§ WHAT YOU HAVE TO DO
Set down the data below without change, skipping the pictures it holds.

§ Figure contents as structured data
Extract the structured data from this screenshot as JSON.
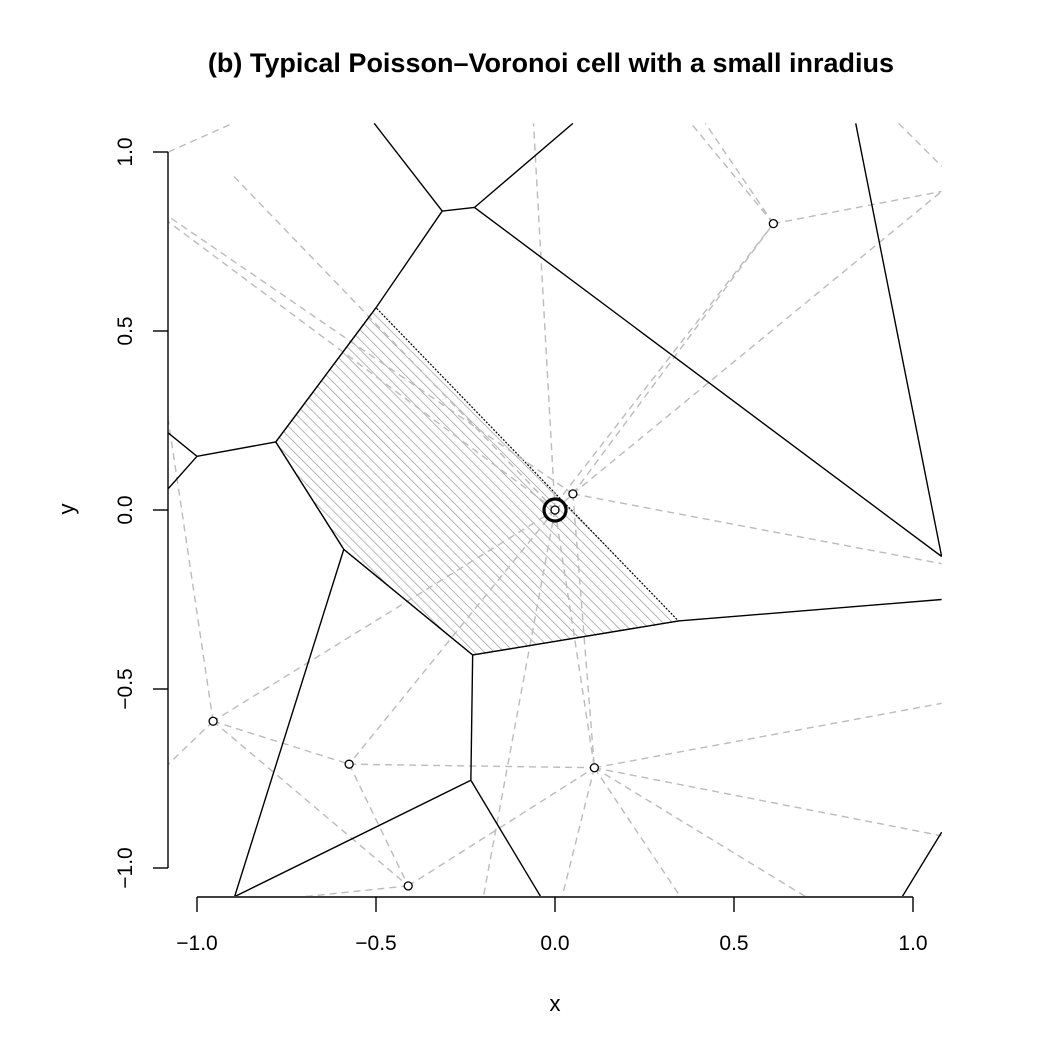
{
  "chart_data": {
    "type": "scatter",
    "title": "(b) Typical Poisson–Voronoi cell with a small inradius",
    "xlabel": "x",
    "ylabel": "y",
    "xlim": [
      -1.08,
      1.08
    ],
    "ylim": [
      -1.08,
      1.08
    ],
    "xticks": [
      -1.0,
      -0.5,
      0.0,
      0.5,
      1.0
    ],
    "xtick_labels": [
      "−1.0",
      "−0.5",
      "0.0",
      "0.5",
      "1.0"
    ],
    "yticks": [
      -1.0,
      -0.5,
      0.0,
      0.5,
      1.0
    ],
    "ytick_labels": [
      "−1.0",
      "−0.5",
      "0.0",
      "0.5",
      "1.0"
    ],
    "grid": false,
    "colors": {
      "edges": "#000000",
      "delaunay": "#bbbbbb",
      "hatch": "#999999"
    },
    "points": [
      {
        "x": 0.0,
        "y": 0.0
      },
      {
        "x": 0.05,
        "y": 0.045
      },
      {
        "x": 0.61,
        "y": 0.8
      },
      {
        "x": -0.955,
        "y": -0.59
      },
      {
        "x": -0.575,
        "y": -0.71
      },
      {
        "x": 0.11,
        "y": -0.72
      },
      {
        "x": -0.41,
        "y": -1.05
      }
    ],
    "center_marker": {
      "x": 0.0,
      "y": 0.0
    },
    "typical_cell": [
      [
        -0.5,
        0.565
      ],
      [
        -0.78,
        0.19
      ],
      [
        -0.59,
        -0.11
      ],
      [
        -0.23,
        -0.405
      ],
      [
        0.345,
        -0.31
      ]
    ],
    "voronoi_edges": [
      [
        [
          -0.5,
          0.565
        ],
        [
          -0.78,
          0.19
        ]
      ],
      [
        [
          -0.78,
          0.19
        ],
        [
          -0.59,
          -0.11
        ]
      ],
      [
        [
          -0.59,
          -0.11
        ],
        [
          -0.23,
          -0.405
        ]
      ],
      [
        [
          -0.23,
          -0.405
        ],
        [
          0.345,
          -0.31
        ]
      ],
      [
        [
          0.345,
          -0.31
        ],
        [
          1.08,
          -0.25
        ]
      ],
      [
        [
          -0.5,
          0.565
        ],
        [
          -0.315,
          0.835
        ]
      ],
      [
        [
          -0.315,
          0.835
        ],
        [
          -0.225,
          0.845
        ]
      ],
      [
        [
          -0.225,
          0.845
        ],
        [
          0.05,
          1.08
        ]
      ],
      [
        [
          -0.315,
          0.835
        ],
        [
          -0.505,
          1.08
        ]
      ],
      [
        [
          -0.225,
          0.845
        ],
        [
          1.08,
          -0.13
        ]
      ],
      [
        [
          0.84,
          1.08
        ],
        [
          1.08,
          -0.13
        ]
      ],
      [
        [
          -0.78,
          0.19
        ],
        [
          -1.0,
          0.15
        ]
      ],
      [
        [
          -1.0,
          0.15
        ],
        [
          -1.08,
          0.215
        ]
      ],
      [
        [
          -1.0,
          0.15
        ],
        [
          -1.08,
          0.06
        ]
      ],
      [
        [
          -0.59,
          -0.11
        ],
        [
          -0.895,
          -1.08
        ]
      ],
      [
        [
          -0.23,
          -0.405
        ],
        [
          -0.235,
          -0.755
        ]
      ],
      [
        [
          -0.235,
          -0.755
        ],
        [
          -0.895,
          -1.08
        ]
      ],
      [
        [
          -0.235,
          -0.755
        ],
        [
          -0.04,
          -1.08
        ]
      ],
      [
        [
          0.97,
          -1.08
        ],
        [
          1.08,
          -0.9
        ]
      ]
    ],
    "delaunay_edges": [
      [
        [
          0.0,
          0.0
        ],
        [
          0.05,
          0.045
        ]
      ],
      [
        [
          0.0,
          0.0
        ],
        [
          -1.08,
          0.805
        ]
      ],
      [
        [
          0.0,
          0.0
        ],
        [
          -0.9,
          0.935
        ]
      ],
      [
        [
          0.05,
          0.045
        ],
        [
          -1.08,
          0.82
        ]
      ],
      [
        [
          0.0,
          0.0
        ],
        [
          -0.955,
          -0.59
        ]
      ],
      [
        [
          0.0,
          0.0
        ],
        [
          -0.575,
          -0.71
        ]
      ],
      [
        [
          0.0,
          0.0
        ],
        [
          0.11,
          -0.72
        ]
      ],
      [
        [
          0.0,
          0.0
        ],
        [
          -0.06,
          1.08
        ]
      ],
      [
        [
          0.0,
          0.0
        ],
        [
          -0.2,
          -1.08
        ]
      ],
      [
        [
          0.05,
          0.045
        ],
        [
          0.61,
          0.8
        ]
      ],
      [
        [
          0.05,
          0.045
        ],
        [
          1.08,
          0.89
        ]
      ],
      [
        [
          0.05,
          0.045
        ],
        [
          1.08,
          -0.15
        ]
      ],
      [
        [
          0.05,
          0.045
        ],
        [
          0.11,
          -0.72
        ]
      ],
      [
        [
          0.61,
          0.8
        ],
        [
          1.08,
          0.89
        ]
      ],
      [
        [
          0.61,
          0.8
        ],
        [
          0.38,
          1.08
        ]
      ],
      [
        [
          0.61,
          0.8
        ],
        [
          0.42,
          1.08
        ]
      ],
      [
        [
          0.61,
          0.8
        ],
        [
          0.02,
          0.04
        ]
      ],
      [
        [
          -0.955,
          -0.59
        ],
        [
          -1.08,
          -0.71
        ]
      ],
      [
        [
          -0.955,
          -0.59
        ],
        [
          -1.08,
          0.25
        ]
      ],
      [
        [
          -0.955,
          -0.59
        ],
        [
          -0.575,
          -0.71
        ]
      ],
      [
        [
          -0.955,
          -0.59
        ],
        [
          -0.41,
          -1.05
        ]
      ],
      [
        [
          -0.575,
          -0.71
        ],
        [
          0.11,
          -0.72
        ]
      ],
      [
        [
          -0.575,
          -0.71
        ],
        [
          -0.41,
          -1.05
        ]
      ],
      [
        [
          -0.41,
          -1.05
        ],
        [
          0.11,
          -0.72
        ]
      ],
      [
        [
          -0.41,
          -1.05
        ],
        [
          -0.7,
          -1.08
        ]
      ],
      [
        [
          0.11,
          -0.72
        ],
        [
          1.08,
          -0.54
        ]
      ],
      [
        [
          0.11,
          -0.72
        ],
        [
          1.08,
          -0.91
        ]
      ],
      [
        [
          0.11,
          -0.72
        ],
        [
          0.35,
          -1.08
        ]
      ],
      [
        [
          0.11,
          -0.72
        ],
        [
          0.7,
          -1.08
        ]
      ],
      [
        [
          0.11,
          -0.72
        ],
        [
          0.02,
          -1.08
        ]
      ],
      [
        [
          -1.08,
          1.0
        ],
        [
          -0.9,
          1.08
        ]
      ],
      [
        [
          0.96,
          1.08
        ],
        [
          1.08,
          0.96
        ]
      ]
    ]
  }
}
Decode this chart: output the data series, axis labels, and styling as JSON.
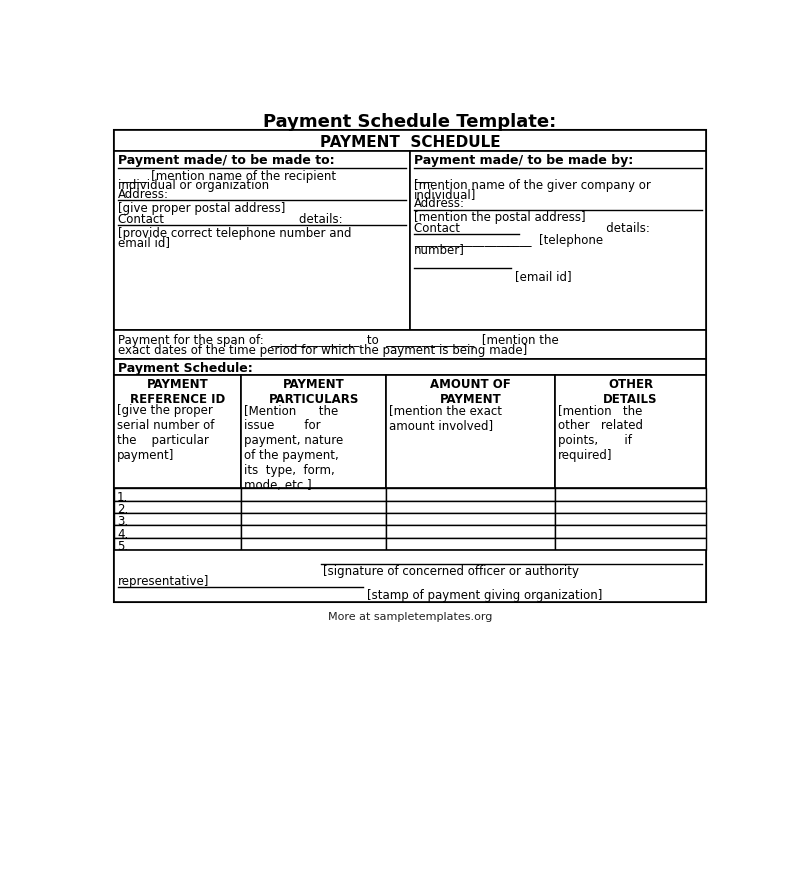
{
  "title": "Payment Schedule Template:",
  "header": "PAYMENT  SCHEDULE",
  "bg_color": "#ffffff",
  "border_color": "#000000",
  "left_col_label": "Payment made/ to be made to:",
  "right_col_label": "Payment made/ to be made by:",
  "span_row_line1": "Payment for the span of:  _______________  to  _______________  [mention the",
  "span_row_line2": "exact dates of the time period for which the payment is being made]",
  "schedule_label": "Payment Schedule:",
  "col_headers": [
    "PAYMENT\nREFERENCE ID",
    "PAYMENT\nPARTICULARS",
    "AMOUNT OF\nPAYMENT",
    "OTHER\nDETAILS"
  ],
  "num_rows": 5,
  "watermark": "More at sampletemplates.org"
}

§ WRITTEN SOLUTION
Extract the structured data from this screenshot as JSON.
{
  "chart_data": {
    "type": "scatter",
    "title": "(b) Typical Poisson–Voronoi cell with a small inradius",
    "xlabel": "x",
    "ylabel": "y",
    "xlim": [
      -1.08,
      1.08
    ],
    "ylim": [
      -1.08,
      1.08
    ],
    "xticks": [
      -1.0,
      -0.5,
      0.0,
      0.5,
      1.0
    ],
    "xtick_labels": [
      "−1.0",
      "−0.5",
      "0.0",
      "0.5",
      "1.0"
    ],
    "yticks": [
      -1.0,
      -0.5,
      0.0,
      0.5,
      1.0
    ],
    "ytick_labels": [
      "−1.0",
      "−0.5",
      "0.0",
      "0.5",
      "1.0"
    ],
    "grid": false,
    "colors": {
      "edges": "#000000",
      "delaunay": "#bbbbbb",
      "hatch": "#999999"
    },
    "points": [
      {
        "x": 0.0,
        "y": 0.0
      },
      {
        "x": 0.05,
        "y": 0.045
      },
      {
        "x": 0.61,
        "y": 0.8
      },
      {
        "x": -0.955,
        "y": -0.59
      },
      {
        "x": -0.575,
        "y": -0.71
      },
      {
        "x": 0.11,
        "y": -0.72
      },
      {
        "x": -0.41,
        "y": -1.05
      }
    ],
    "center_marker": {
      "x": 0.0,
      "y": 0.0
    },
    "typical_cell": [
      [
        -0.5,
        0.565
      ],
      [
        -0.78,
        0.19
      ],
      [
        -0.59,
        -0.11
      ],
      [
        -0.23,
        -0.405
      ],
      [
        0.345,
        -0.31
      ]
    ],
    "voronoi_edges": [
      [
        [
          -0.5,
          0.565
        ],
        [
          -0.78,
          0.19
        ]
      ],
      [
        [
          -0.78,
          0.19
        ],
        [
          -0.59,
          -0.11
        ]
      ],
      [
        [
          -0.59,
          -0.11
        ],
        [
          -0.23,
          -0.405
        ]
      ],
      [
        [
          -0.23,
          -0.405
        ],
        [
          0.345,
          -0.31
        ]
      ],
      [
        [
          0.345,
          -0.31
        ],
        [
          1.08,
          -0.25
        ]
      ],
      [
        [
          -0.5,
          0.565
        ],
        [
          -0.315,
          0.835
        ]
      ],
      [
        [
          -0.315,
          0.835
        ],
        [
          -0.225,
          0.845
        ]
      ],
      [
        [
          -0.225,
          0.845
        ],
        [
          0.05,
          1.08
        ]
      ],
      [
        [
          -0.315,
          0.835
        ],
        [
          -0.505,
          1.08
        ]
      ],
      [
        [
          -0.225,
          0.845
        ],
        [
          1.08,
          -0.13
        ]
      ],
      [
        [
          0.84,
          1.08
        ],
        [
          1.08,
          -0.13
        ]
      ],
      [
        [
          -0.78,
          0.19
        ],
        [
          -1.0,
          0.15
        ]
      ],
      [
        [
          -1.0,
          0.15
        ],
        [
          -1.08,
          0.215
        ]
      ],
      [
        [
          -1.0,
          0.15
        ],
        [
          -1.08,
          0.06
        ]
      ],
      [
        [
          -0.59,
          -0.11
        ],
        [
          -0.895,
          -1.08
        ]
      ],
      [
        [
          -0.23,
          -0.405
        ],
        [
          -0.235,
          -0.755
        ]
      ],
      [
        [
          -0.235,
          -0.755
        ],
        [
          -0.895,
          -1.08
        ]
      ],
      [
        [
          -0.235,
          -0.755
        ],
        [
          -0.04,
          -1.08
        ]
      ],
      [
        [
          0.97,
          -1.08
        ],
        [
          1.08,
          -0.9
        ]
      ]
    ],
    "delaunay_edges": [
      [
        [
          0.0,
          0.0
        ],
        [
          0.05,
          0.045
        ]
      ],
      [
        [
          0.0,
          0.0
        ],
        [
          -1.08,
          0.805
        ]
      ],
      [
        [
          0.0,
          0.0
        ],
        [
          -0.9,
          0.935
        ]
      ],
      [
        [
          0.05,
          0.045
        ],
        [
          -1.08,
          0.82
        ]
      ],
      [
        [
          0.0,
          0.0
        ],
        [
          -0.955,
          -0.59
        ]
      ],
      [
        [
          0.0,
          0.0
        ],
        [
          -0.575,
          -0.71
        ]
      ],
      [
        [
          0.0,
          0.0
        ],
        [
          0.11,
          -0.72
        ]
      ],
      [
        [
          0.0,
          0.0
        ],
        [
          -0.06,
          1.08
        ]
      ],
      [
        [
          0.0,
          0.0
        ],
        [
          -0.2,
          -1.08
        ]
      ],
      [
        [
          0.05,
          0.045
        ],
        [
          0.61,
          0.8
        ]
      ],
      [
        [
          0.05,
          0.045
        ],
        [
          1.08,
          0.89
        ]
      ],
      [
        [
          0.05,
          0.045
        ],
        [
          1.08,
          -0.15
        ]
      ],
      [
        [
          0.05,
          0.045
        ],
        [
          0.11,
          -0.72
        ]
      ],
      [
        [
          0.61,
          0.8
        ],
        [
          1.08,
          0.89
        ]
      ],
      [
        [
          0.61,
          0.8
        ],
        [
          0.38,
          1.08
        ]
      ],
      [
        [
          0.61,
          0.8
        ],
        [
          0.42,
          1.08
        ]
      ],
      [
        [
          0.61,
          0.8
        ],
        [
          0.02,
          0.04
        ]
      ],
      [
        [
          -0.955,
          -0.59
        ],
        [
          -1.08,
          -0.71
        ]
      ],
      [
        [
          -0.955,
          -0.59
        ],
        [
          -1.08,
          0.25
        ]
      ],
      [
        [
          -0.955,
          -0.59
        ],
        [
          -0.575,
          -0.71
        ]
      ],
      [
        [
          -0.955,
          -0.59
        ],
        [
          -0.41,
          -1.05
        ]
      ],
      [
        [
          -0.575,
          -0.71
        ],
        [
          0.11,
          -0.72
        ]
      ],
      [
        [
          -0.575,
          -0.71
        ],
        [
          -0.41,
          -1.05
        ]
      ],
      [
        [
          -0.41,
          -1.05
        ],
        [
          0.11,
          -0.72
        ]
      ],
      [
        [
          -0.41,
          -1.05
        ],
        [
          -0.7,
          -1.08
        ]
      ],
      [
        [
          0.11,
          -0.72
        ],
        [
          1.08,
          -0.54
        ]
      ],
      [
        [
          0.11,
          -0.72
        ],
        [
          1.08,
          -0.91
        ]
      ],
      [
        [
          0.11,
          -0.72
        ],
        [
          0.35,
          -1.08
        ]
      ],
      [
        [
          0.11,
          -0.72
        ],
        [
          0.7,
          -1.08
        ]
      ],
      [
        [
          0.11,
          -0.72
        ],
        [
          0.02,
          -1.08
        ]
      ],
      [
        [
          -1.08,
          1.0
        ],
        [
          -0.9,
          1.08
        ]
      ],
      [
        [
          0.96,
          1.08
        ],
        [
          1.08,
          0.96
        ]
      ]
    ]
  }
}
Decode this chart: output the data series, axis labels, and styling as JSON.
{
  "title": "Payment Schedule Template:",
  "header": "PAYMENT  SCHEDULE",
  "bg_color": "#ffffff",
  "border_color": "#000000",
  "left_col_label": "Payment made/ to be made to:",
  "right_col_label": "Payment made/ to be made by:",
  "span_row_line1": "Payment for the span of:  _______________  to  _______________  [mention the",
  "span_row_line2": "exact dates of the time period for which the payment is being made]",
  "schedule_label": "Payment Schedule:",
  "col_headers": [
    "PAYMENT\nREFERENCE ID",
    "PAYMENT\nPARTICULARS",
    "AMOUNT OF\nPAYMENT",
    "OTHER\nDETAILS"
  ],
  "num_rows": 5,
  "watermark": "More at sampletemplates.org"
}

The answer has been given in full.